### Source records:

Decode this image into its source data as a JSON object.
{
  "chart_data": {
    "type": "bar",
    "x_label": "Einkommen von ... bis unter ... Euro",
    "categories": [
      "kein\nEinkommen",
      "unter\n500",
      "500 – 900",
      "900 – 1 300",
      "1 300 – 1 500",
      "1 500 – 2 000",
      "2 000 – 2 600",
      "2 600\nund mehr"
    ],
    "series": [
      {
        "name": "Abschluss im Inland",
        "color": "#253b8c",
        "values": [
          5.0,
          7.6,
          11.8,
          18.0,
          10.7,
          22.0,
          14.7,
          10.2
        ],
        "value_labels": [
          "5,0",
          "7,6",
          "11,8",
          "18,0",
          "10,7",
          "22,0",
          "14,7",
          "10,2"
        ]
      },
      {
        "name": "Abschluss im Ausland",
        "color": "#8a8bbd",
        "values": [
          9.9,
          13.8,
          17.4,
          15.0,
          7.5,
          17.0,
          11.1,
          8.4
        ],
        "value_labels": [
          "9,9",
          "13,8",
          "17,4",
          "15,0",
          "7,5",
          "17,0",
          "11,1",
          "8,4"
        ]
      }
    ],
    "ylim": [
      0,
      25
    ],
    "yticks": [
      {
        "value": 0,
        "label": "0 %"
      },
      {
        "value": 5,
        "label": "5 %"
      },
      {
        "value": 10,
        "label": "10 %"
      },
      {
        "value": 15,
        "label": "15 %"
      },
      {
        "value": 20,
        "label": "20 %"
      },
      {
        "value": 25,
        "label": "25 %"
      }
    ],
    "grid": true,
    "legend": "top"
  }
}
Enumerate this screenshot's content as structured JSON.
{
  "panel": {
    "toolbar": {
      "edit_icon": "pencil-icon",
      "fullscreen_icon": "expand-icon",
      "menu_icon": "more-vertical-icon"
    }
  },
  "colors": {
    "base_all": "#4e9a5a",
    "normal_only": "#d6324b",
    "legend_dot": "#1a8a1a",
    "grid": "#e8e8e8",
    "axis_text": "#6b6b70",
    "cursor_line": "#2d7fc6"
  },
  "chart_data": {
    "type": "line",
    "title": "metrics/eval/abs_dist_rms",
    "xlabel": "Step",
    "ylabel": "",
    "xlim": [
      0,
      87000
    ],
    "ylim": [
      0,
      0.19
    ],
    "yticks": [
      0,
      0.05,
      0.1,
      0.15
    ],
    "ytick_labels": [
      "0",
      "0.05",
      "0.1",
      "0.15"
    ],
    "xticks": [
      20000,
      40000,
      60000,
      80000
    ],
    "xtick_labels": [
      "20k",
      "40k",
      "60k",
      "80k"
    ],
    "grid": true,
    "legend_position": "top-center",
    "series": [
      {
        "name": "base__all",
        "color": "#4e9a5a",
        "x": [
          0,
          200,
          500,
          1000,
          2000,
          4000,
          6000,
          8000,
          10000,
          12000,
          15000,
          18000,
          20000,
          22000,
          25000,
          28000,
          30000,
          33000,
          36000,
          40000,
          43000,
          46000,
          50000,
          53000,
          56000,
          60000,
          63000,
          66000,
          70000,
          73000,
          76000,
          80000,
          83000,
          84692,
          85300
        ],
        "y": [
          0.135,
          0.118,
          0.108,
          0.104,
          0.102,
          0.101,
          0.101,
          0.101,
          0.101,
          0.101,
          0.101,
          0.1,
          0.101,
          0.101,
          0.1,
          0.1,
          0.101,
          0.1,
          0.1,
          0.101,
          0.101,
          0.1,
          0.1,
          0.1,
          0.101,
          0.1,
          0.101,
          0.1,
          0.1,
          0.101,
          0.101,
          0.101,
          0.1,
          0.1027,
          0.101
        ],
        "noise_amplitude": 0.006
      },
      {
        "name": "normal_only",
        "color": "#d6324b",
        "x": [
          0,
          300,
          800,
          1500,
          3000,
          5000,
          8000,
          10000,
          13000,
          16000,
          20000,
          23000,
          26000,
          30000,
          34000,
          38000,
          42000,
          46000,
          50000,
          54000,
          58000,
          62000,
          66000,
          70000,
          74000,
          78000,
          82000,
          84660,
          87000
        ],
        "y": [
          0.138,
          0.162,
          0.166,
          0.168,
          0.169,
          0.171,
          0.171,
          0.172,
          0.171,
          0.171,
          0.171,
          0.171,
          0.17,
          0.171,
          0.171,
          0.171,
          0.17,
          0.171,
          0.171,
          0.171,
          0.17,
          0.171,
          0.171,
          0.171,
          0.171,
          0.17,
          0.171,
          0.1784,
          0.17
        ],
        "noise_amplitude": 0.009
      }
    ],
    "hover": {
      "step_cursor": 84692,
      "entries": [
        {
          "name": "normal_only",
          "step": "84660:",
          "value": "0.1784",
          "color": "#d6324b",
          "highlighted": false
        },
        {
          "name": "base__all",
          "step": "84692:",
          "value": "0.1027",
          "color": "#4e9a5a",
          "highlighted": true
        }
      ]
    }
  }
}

### The request:
From the records above, please extract every line and repeat it exactly.

### Task output:
Decode this image into its source data as a JSON object.
{
  "chart_data": {
    "type": "bar",
    "x_label": "Einkommen von ... bis unter ... Euro",
    "categories": [
      "kein\nEinkommen",
      "unter\n500",
      "500 – 900",
      "900 – 1 300",
      "1 300 – 1 500",
      "1 500 – 2 000",
      "2 000 – 2 600",
      "2 600\nund mehr"
    ],
    "series": [
      {
        "name": "Abschluss im Inland",
        "color": "#253b8c",
        "values": [
          5.0,
          7.6,
          11.8,
          18.0,
          10.7,
          22.0,
          14.7,
          10.2
        ],
        "value_labels": [
          "5,0",
          "7,6",
          "11,8",
          "18,0",
          "10,7",
          "22,0",
          "14,7",
          "10,2"
        ]
      },
      {
        "name": "Abschluss im Ausland",
        "color": "#8a8bbd",
        "values": [
          9.9,
          13.8,
          17.4,
          15.0,
          7.5,
          17.0,
          11.1,
          8.4
        ],
        "value_labels": [
          "9,9",
          "13,8",
          "17,4",
          "15,0",
          "7,5",
          "17,0",
          "11,1",
          "8,4"
        ]
      }
    ],
    "ylim": [
      0,
      25
    ],
    "yticks": [
      {
        "value": 0,
        "label": "0 %"
      },
      {
        "value": 5,
        "label": "5 %"
      },
      {
        "value": 10,
        "label": "10 %"
      },
      {
        "value": 15,
        "label": "15 %"
      },
      {
        "value": 20,
        "label": "20 %"
      },
      {
        "value": 25,
        "label": "25 %"
      }
    ],
    "grid": true,
    "legend": "top"
  }
}
Enumerate this screenshot's content as structured JSON.
{
  "panel": {
    "toolbar": {
      "edit_icon": "pencil-icon",
      "fullscreen_icon": "expand-icon",
      "menu_icon": "more-vertical-icon"
    }
  },
  "colors": {
    "base_all": "#4e9a5a",
    "normal_only": "#d6324b",
    "legend_dot": "#1a8a1a",
    "grid": "#e8e8e8",
    "axis_text": "#6b6b70",
    "cursor_line": "#2d7fc6"
  },
  "chart_data": {
    "type": "line",
    "title": "metrics/eval/abs_dist_rms",
    "xlabel": "Step",
    "ylabel": "",
    "xlim": [
      0,
      87000
    ],
    "ylim": [
      0,
      0.19
    ],
    "yticks": [
      0,
      0.05,
      0.1,
      0.15
    ],
    "ytick_labels": [
      "0",
      "0.05",
      "0.1",
      "0.15"
    ],
    "xticks": [
      20000,
      40000,
      60000,
      80000
    ],
    "xtick_labels": [
      "20k",
      "40k",
      "60k",
      "80k"
    ],
    "grid": true,
    "legend_position": "top-center",
    "series": [
      {
        "name": "base__all",
        "color": "#4e9a5a",
        "x": [
          0,
          200,
          500,
          1000,
          2000,
          4000,
          6000,
          8000,
          10000,
          12000,
          15000,
          18000,
          20000,
          22000,
          25000,
          28000,
          30000,
          33000,
          36000,
          40000,
          43000,
          46000,
          50000,
          53000,
          56000,
          60000,
          63000,
          66000,
          70000,
          73000,
          76000,
          80000,
          83000,
          84692,
          85300
        ],
        "y": [
          0.135,
          0.118,
          0.108,
          0.104,
          0.102,
          0.101,
          0.101,
          0.101,
          0.101,
          0.101,
          0.101,
          0.1,
          0.101,
          0.101,
          0.1,
          0.1,
          0.101,
          0.1,
          0.1,
          0.101,
          0.101,
          0.1,
          0.1,
          0.1,
          0.101,
          0.1,
          0.101,
          0.1,
          0.1,
          0.101,
          0.101,
          0.101,
          0.1,
          0.1027,
          0.101
        ],
        "noise_amplitude": 0.006
      },
      {
        "name": "normal_only",
        "color": "#d6324b",
        "x": [
          0,
          300,
          800,
          1500,
          3000,
          5000,
          8000,
          10000,
          13000,
          16000,
          20000,
          23000,
          26000,
          30000,
          34000,
          38000,
          42000,
          46000,
          50000,
          54000,
          58000,
          62000,
          66000,
          70000,
          74000,
          78000,
          82000,
          84660,
          87000
        ],
        "y": [
          0.138,
          0.162,
          0.166,
          0.168,
          0.169,
          0.171,
          0.171,
          0.172,
          0.171,
          0.171,
          0.171,
          0.171,
          0.17,
          0.171,
          0.171,
          0.171,
          0.17,
          0.171,
          0.171,
          0.171,
          0.17,
          0.171,
          0.171,
          0.171,
          0.171,
          0.17,
          0.171,
          0.1784,
          0.17
        ],
        "noise_amplitude": 0.009
      }
    ],
    "hover": {
      "step_cursor": 84692,
      "entries": [
        {
          "name": "normal_only",
          "step": "84660:",
          "value": "0.1784",
          "color": "#d6324b",
          "highlighted": false
        },
        {
          "name": "base__all",
          "step": "84692:",
          "value": "0.1027",
          "color": "#4e9a5a",
          "highlighted": true
        }
      ]
    }
  }
}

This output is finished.